Dataset rows
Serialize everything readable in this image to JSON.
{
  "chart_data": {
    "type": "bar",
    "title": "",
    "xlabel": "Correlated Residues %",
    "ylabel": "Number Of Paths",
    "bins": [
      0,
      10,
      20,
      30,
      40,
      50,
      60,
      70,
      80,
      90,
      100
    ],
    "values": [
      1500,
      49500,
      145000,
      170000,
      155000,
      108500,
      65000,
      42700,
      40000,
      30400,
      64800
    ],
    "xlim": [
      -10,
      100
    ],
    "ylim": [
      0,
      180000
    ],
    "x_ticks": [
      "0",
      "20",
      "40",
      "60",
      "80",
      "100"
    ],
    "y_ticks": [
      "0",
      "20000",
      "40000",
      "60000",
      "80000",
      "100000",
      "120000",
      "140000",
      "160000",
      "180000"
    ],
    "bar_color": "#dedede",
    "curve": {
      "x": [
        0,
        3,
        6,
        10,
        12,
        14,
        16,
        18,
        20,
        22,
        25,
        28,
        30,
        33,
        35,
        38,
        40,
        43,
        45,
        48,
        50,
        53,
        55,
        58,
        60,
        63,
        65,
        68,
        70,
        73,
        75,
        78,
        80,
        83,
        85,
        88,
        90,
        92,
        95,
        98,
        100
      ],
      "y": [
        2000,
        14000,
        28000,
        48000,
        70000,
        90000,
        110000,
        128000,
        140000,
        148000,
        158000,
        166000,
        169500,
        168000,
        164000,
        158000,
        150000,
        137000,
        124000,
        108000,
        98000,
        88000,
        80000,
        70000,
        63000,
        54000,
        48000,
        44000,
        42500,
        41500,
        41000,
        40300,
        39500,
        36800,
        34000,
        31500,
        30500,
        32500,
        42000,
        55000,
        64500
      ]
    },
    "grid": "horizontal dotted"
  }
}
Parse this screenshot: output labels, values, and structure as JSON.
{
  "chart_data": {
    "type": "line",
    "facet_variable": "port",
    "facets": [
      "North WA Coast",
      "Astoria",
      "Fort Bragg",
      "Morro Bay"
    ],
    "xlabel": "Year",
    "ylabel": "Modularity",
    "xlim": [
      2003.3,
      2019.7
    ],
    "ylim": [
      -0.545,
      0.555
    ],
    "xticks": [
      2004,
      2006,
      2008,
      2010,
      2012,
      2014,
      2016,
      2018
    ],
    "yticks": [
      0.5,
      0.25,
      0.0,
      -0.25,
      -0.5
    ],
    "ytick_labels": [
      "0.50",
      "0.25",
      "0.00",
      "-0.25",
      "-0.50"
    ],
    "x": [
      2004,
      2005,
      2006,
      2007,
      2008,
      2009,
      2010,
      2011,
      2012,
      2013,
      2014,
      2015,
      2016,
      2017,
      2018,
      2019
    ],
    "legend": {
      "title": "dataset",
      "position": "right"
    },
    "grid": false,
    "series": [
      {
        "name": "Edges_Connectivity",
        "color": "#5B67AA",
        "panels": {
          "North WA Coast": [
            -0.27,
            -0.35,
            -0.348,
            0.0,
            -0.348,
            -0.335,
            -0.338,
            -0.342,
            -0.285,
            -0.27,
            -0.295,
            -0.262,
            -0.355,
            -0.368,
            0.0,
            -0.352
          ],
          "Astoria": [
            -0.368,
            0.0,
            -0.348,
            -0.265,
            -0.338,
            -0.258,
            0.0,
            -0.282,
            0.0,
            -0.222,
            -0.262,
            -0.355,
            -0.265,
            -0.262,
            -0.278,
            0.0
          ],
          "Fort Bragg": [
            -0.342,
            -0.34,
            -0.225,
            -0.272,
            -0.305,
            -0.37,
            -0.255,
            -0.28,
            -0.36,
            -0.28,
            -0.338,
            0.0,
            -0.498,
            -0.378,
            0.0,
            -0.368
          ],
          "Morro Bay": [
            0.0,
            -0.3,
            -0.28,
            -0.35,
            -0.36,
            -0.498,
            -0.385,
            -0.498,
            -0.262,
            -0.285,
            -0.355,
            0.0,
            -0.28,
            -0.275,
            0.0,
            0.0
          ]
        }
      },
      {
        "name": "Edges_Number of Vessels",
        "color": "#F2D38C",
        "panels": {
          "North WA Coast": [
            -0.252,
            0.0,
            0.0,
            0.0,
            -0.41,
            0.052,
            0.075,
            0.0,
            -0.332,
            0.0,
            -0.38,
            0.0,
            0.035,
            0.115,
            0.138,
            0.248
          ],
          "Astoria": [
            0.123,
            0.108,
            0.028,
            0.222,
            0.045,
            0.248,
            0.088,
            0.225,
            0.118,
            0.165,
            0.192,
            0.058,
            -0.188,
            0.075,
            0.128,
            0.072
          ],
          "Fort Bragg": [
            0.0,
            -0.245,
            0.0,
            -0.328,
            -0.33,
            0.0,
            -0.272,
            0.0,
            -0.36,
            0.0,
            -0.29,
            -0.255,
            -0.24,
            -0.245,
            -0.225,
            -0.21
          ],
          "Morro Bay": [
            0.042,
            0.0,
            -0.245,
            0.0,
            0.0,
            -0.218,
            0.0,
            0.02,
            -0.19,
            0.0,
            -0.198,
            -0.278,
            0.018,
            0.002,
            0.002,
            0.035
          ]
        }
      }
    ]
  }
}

→ **Exercise requirements**
Every line of the records above needs to be given again exactly.

→ **Response below**
Serialize everything readable in this image to JSON.
{
  "chart_data": {
    "type": "bar",
    "title": "",
    "xlabel": "Correlated Residues %",
    "ylabel": "Number Of Paths",
    "bins": [
      0,
      10,
      20,
      30,
      40,
      50,
      60,
      70,
      80,
      90,
      100
    ],
    "values": [
      1500,
      49500,
      145000,
      170000,
      155000,
      108500,
      65000,
      42700,
      40000,
      30400,
      64800
    ],
    "xlim": [
      -10,
      100
    ],
    "ylim": [
      0,
      180000
    ],
    "x_ticks": [
      "0",
      "20",
      "40",
      "60",
      "80",
      "100"
    ],
    "y_ticks": [
      "0",
      "20000",
      "40000",
      "60000",
      "80000",
      "100000",
      "120000",
      "140000",
      "160000",
      "180000"
    ],
    "bar_color": "#dedede",
    "curve": {
      "x": [
        0,
        3,
        6,
        10,
        12,
        14,
        16,
        18,
        20,
        22,
        25,
        28,
        30,
        33,
        35,
        38,
        40,
        43,
        45,
        48,
        50,
        53,
        55,
        58,
        60,
        63,
        65,
        68,
        70,
        73,
        75,
        78,
        80,
        83,
        85,
        88,
        90,
        92,
        95,
        98,
        100
      ],
      "y": [
        2000,
        14000,
        28000,
        48000,
        70000,
        90000,
        110000,
        128000,
        140000,
        148000,
        158000,
        166000,
        169500,
        168000,
        164000,
        158000,
        150000,
        137000,
        124000,
        108000,
        98000,
        88000,
        80000,
        70000,
        63000,
        54000,
        48000,
        44000,
        42500,
        41500,
        41000,
        40300,
        39500,
        36800,
        34000,
        31500,
        30500,
        32500,
        42000,
        55000,
        64500
      ]
    },
    "grid": "horizontal dotted"
  }
}
Parse this screenshot: output labels, values, and structure as JSON.
{
  "chart_data": {
    "type": "line",
    "facet_variable": "port",
    "facets": [
      "North WA Coast",
      "Astoria",
      "Fort Bragg",
      "Morro Bay"
    ],
    "xlabel": "Year",
    "ylabel": "Modularity",
    "xlim": [
      2003.3,
      2019.7
    ],
    "ylim": [
      -0.545,
      0.555
    ],
    "xticks": [
      2004,
      2006,
      2008,
      2010,
      2012,
      2014,
      2016,
      2018
    ],
    "yticks": [
      0.5,
      0.25,
      0.0,
      -0.25,
      -0.5
    ],
    "ytick_labels": [
      "0.50",
      "0.25",
      "0.00",
      "-0.25",
      "-0.50"
    ],
    "x": [
      2004,
      2005,
      2006,
      2007,
      2008,
      2009,
      2010,
      2011,
      2012,
      2013,
      2014,
      2015,
      2016,
      2017,
      2018,
      2019
    ],
    "legend": {
      "title": "dataset",
      "position": "right"
    },
    "grid": false,
    "series": [
      {
        "name": "Edges_Connectivity",
        "color": "#5B67AA",
        "panels": {
          "North WA Coast": [
            -0.27,
            -0.35,
            -0.348,
            0.0,
            -0.348,
            -0.335,
            -0.338,
            -0.342,
            -0.285,
            -0.27,
            -0.295,
            -0.262,
            -0.355,
            -0.368,
            0.0,
            -0.352
          ],
          "Astoria": [
            -0.368,
            0.0,
            -0.348,
            -0.265,
            -0.338,
            -0.258,
            0.0,
            -0.282,
            0.0,
            -0.222,
            -0.262,
            -0.355,
            -0.265,
            -0.262,
            -0.278,
            0.0
          ],
          "Fort Bragg": [
            -0.342,
            -0.34,
            -0.225,
            -0.272,
            -0.305,
            -0.37,
            -0.255,
            -0.28,
            -0.36,
            -0.28,
            -0.338,
            0.0,
            -0.498,
            -0.378,
            0.0,
            -0.368
          ],
          "Morro Bay": [
            0.0,
            -0.3,
            -0.28,
            -0.35,
            -0.36,
            -0.498,
            -0.385,
            -0.498,
            -0.262,
            -0.285,
            -0.355,
            0.0,
            -0.28,
            -0.275,
            0.0,
            0.0
          ]
        }
      },
      {
        "name": "Edges_Number of Vessels",
        "color": "#F2D38C",
        "panels": {
          "North WA Coast": [
            -0.252,
            0.0,
            0.0,
            0.0,
            -0.41,
            0.052,
            0.075,
            0.0,
            -0.332,
            0.0,
            -0.38,
            0.0,
            0.035,
            0.115,
            0.138,
            0.248
          ],
          "Astoria": [
            0.123,
            0.108,
            0.028,
            0.222,
            0.045,
            0.248,
            0.088,
            0.225,
            0.118,
            0.165,
            0.192,
            0.058,
            -0.188,
            0.075,
            0.128,
            0.072
          ],
          "Fort Bragg": [
            0.0,
            -0.245,
            0.0,
            -0.328,
            -0.33,
            0.0,
            -0.272,
            0.0,
            -0.36,
            0.0,
            -0.29,
            -0.255,
            -0.24,
            -0.245,
            -0.225,
            -0.21
          ],
          "Morro Bay": [
            0.042,
            0.0,
            -0.245,
            0.0,
            0.0,
            -0.218,
            0.0,
            0.02,
            -0.19,
            0.0,
            -0.198,
            -0.278,
            0.018,
            0.002,
            0.002,
            0.035
          ]
        }
      }
    ]
  }
}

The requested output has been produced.